[Dataset excerpts]:
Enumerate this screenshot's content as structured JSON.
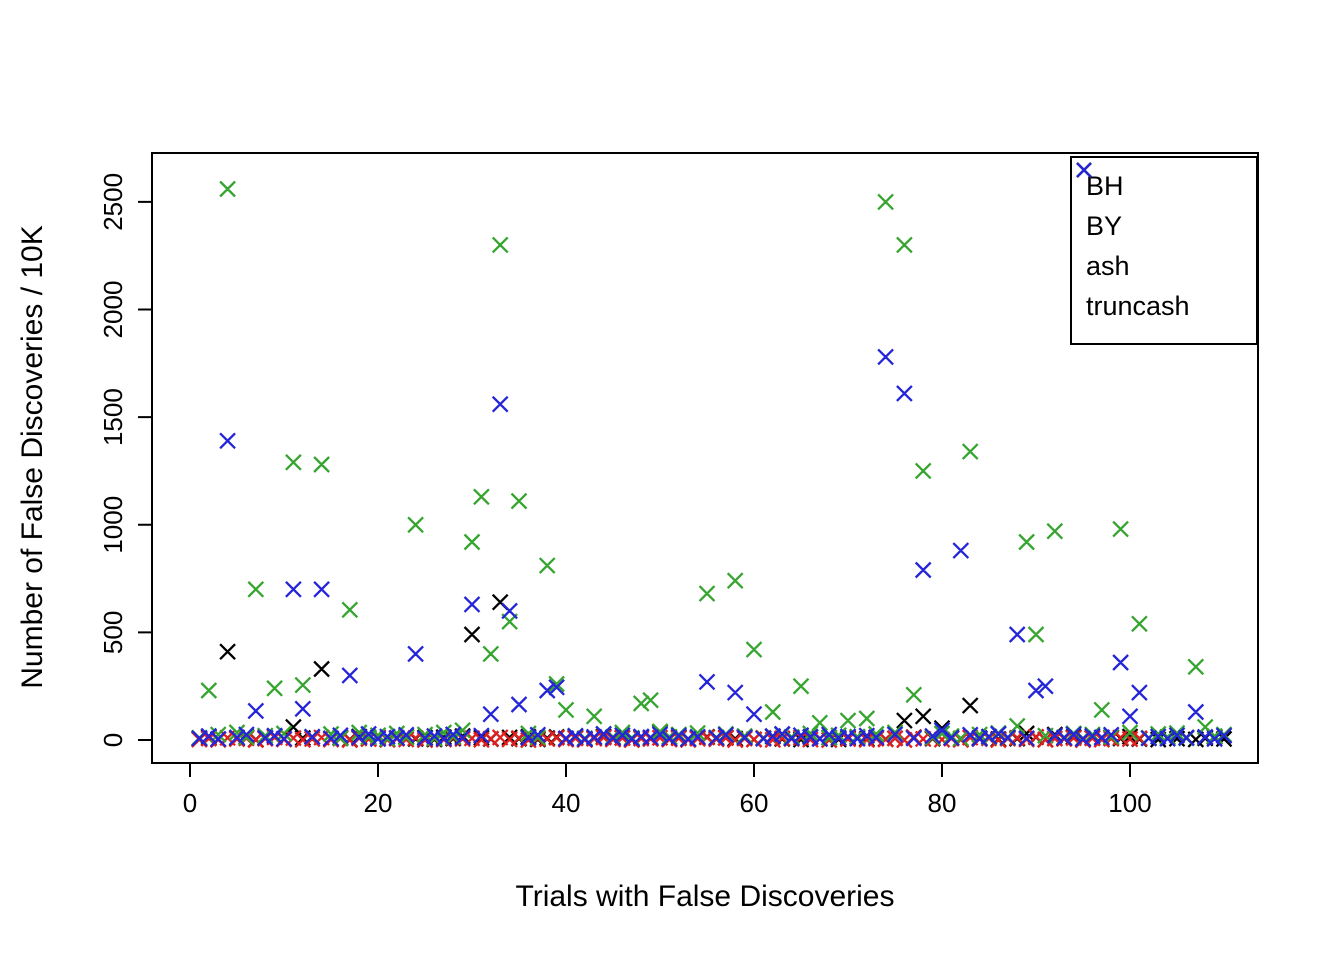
{
  "chart_data": {
    "type": "scatter",
    "marker": "x",
    "title": "",
    "xlabel": "Trials with False Discoveries",
    "ylabel": "Number of False Discoveries / 10K",
    "xlim": [
      0,
      112
    ],
    "ylim": [
      0,
      2600
    ],
    "x_ticks": [
      0,
      20,
      40,
      60,
      80,
      100
    ],
    "y_ticks": [
      0,
      500,
      1000,
      1500,
      2000,
      2500
    ],
    "grid": false,
    "legend_position": "top-right",
    "x_min": 1,
    "series": [
      {
        "name": "BH",
        "color": "#000000",
        "values": [
          5,
          12,
          3,
          410,
          8,
          15,
          2,
          10,
          18,
          4,
          60,
          9,
          14,
          330,
          6,
          11,
          3,
          16,
          7,
          12,
          2,
          9,
          15,
          5,
          11,
          3,
          13,
          7,
          18,
          490,
          10,
          4,
          640,
          12,
          6,
          15,
          3,
          9,
          14,
          5,
          11,
          2,
          8,
          16,
          4,
          10,
          3,
          13,
          7,
          35,
          5,
          12,
          2,
          9,
          15,
          4,
          11,
          6,
          13,
          3,
          8,
          16,
          5,
          10,
          2,
          14,
          7,
          11,
          3,
          9,
          15,
          5,
          12,
          4,
          8,
          90,
          13,
          110,
          6,
          55,
          10,
          3,
          160,
          9,
          15,
          4,
          11,
          6,
          30,
          13,
          2,
          25,
          8,
          14,
          5,
          10,
          3,
          12,
          7,
          16,
          4,
          9,
          2,
          13,
          6,
          11,
          3,
          8,
          14,
          5
        ]
      },
      {
        "name": "BY",
        "color": "#df2020",
        "values": [
          2,
          7,
          1,
          10,
          4,
          8,
          0,
          6,
          12,
          3,
          9,
          1,
          5,
          11,
          2,
          7,
          0,
          8,
          4,
          10,
          1,
          6,
          3,
          9,
          0,
          7,
          2,
          11,
          5,
          8,
          1,
          6,
          12,
          3,
          9,
          0,
          7,
          4,
          10,
          2,
          8,
          1,
          6,
          11,
          3,
          9,
          0,
          7,
          5,
          10,
          2,
          8,
          1,
          6,
          12,
          4,
          9,
          0,
          7,
          3,
          10,
          1,
          8,
          5,
          11,
          2,
          7,
          0,
          9,
          4,
          10,
          1,
          6,
          3,
          8,
          0,
          12,
          5,
          9,
          2,
          7,
          1,
          11,
          4,
          8,
          0,
          6,
          10,
          3,
          15,
          1,
          7,
          5,
          9,
          0,
          8,
          2,
          6,
          11,
          4,
          8,
          null,
          null,
          null,
          null,
          null,
          null,
          null,
          null,
          null
        ]
      },
      {
        "name": "ash",
        "color": "#35a52f",
        "values": [
          10,
          230,
          25,
          2560,
          35,
          12,
          700,
          20,
          240,
          30,
          1290,
          255,
          15,
          1280,
          28,
          8,
          605,
          35,
          14,
          22,
          6,
          30,
          12,
          1000,
          25,
          8,
          35,
          15,
          45,
          920,
          1130,
          400,
          2300,
          550,
          1110,
          30,
          12,
          810,
          260,
          140,
          20,
          8,
          110,
          28,
          14,
          35,
          10,
          170,
          185,
          40,
          15,
          25,
          6,
          32,
          680,
          12,
          28,
          740,
          18,
          420,
          8,
          130,
          25,
          14,
          250,
          30,
          80,
          10,
          22,
          90,
          15,
          100,
          28,
          2500,
          35,
          2300,
          210,
          1250,
          12,
          30,
          18,
          8,
          1340,
          25,
          14,
          32,
          10,
          65,
          920,
          490,
          20,
          970,
          12,
          30,
          8,
          25,
          140,
          15,
          980,
          35,
          540,
          10,
          28,
          14,
          32,
          8,
          340,
          60,
          18,
          25
        ]
      },
      {
        "name": "truncash",
        "color": "#2424d8",
        "values": [
          8,
          18,
          5,
          1390,
          12,
          25,
          135,
          10,
          20,
          6,
          700,
          145,
          15,
          700,
          8,
          22,
          300,
          12,
          28,
          5,
          16,
          10,
          24,
          400,
          8,
          18,
          6,
          26,
          12,
          630,
          20,
          120,
          1560,
          600,
          165,
          10,
          24,
          230,
          245,
          8,
          18,
          5,
          14,
          28,
          10,
          22,
          6,
          16,
          12,
          26,
          8,
          20,
          5,
          15,
          270,
          10,
          24,
          220,
          12,
          120,
          6,
          18,
          28,
          8,
          22,
          14,
          5,
          25,
          10,
          16,
          6,
          20,
          12,
          1780,
          26,
          1610,
          8,
          790,
          18,
          45,
          10,
          880,
          24,
          6,
          16,
          28,
          12,
          490,
          8,
          230,
          250,
          20,
          10,
          26,
          5,
          18,
          12,
          24,
          360,
          110,
          220,
          8,
          16,
          6,
          22,
          10,
          130,
          14,
          5,
          20
        ]
      }
    ]
  }
}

[What the task requires]: Search the records for the string "Discoveries" and return every line in which it occurs.

[Written answer]:
    "xlabel": "Trials with False Discoveries",
    "ylabel": "Number of False Discoveries / 10K",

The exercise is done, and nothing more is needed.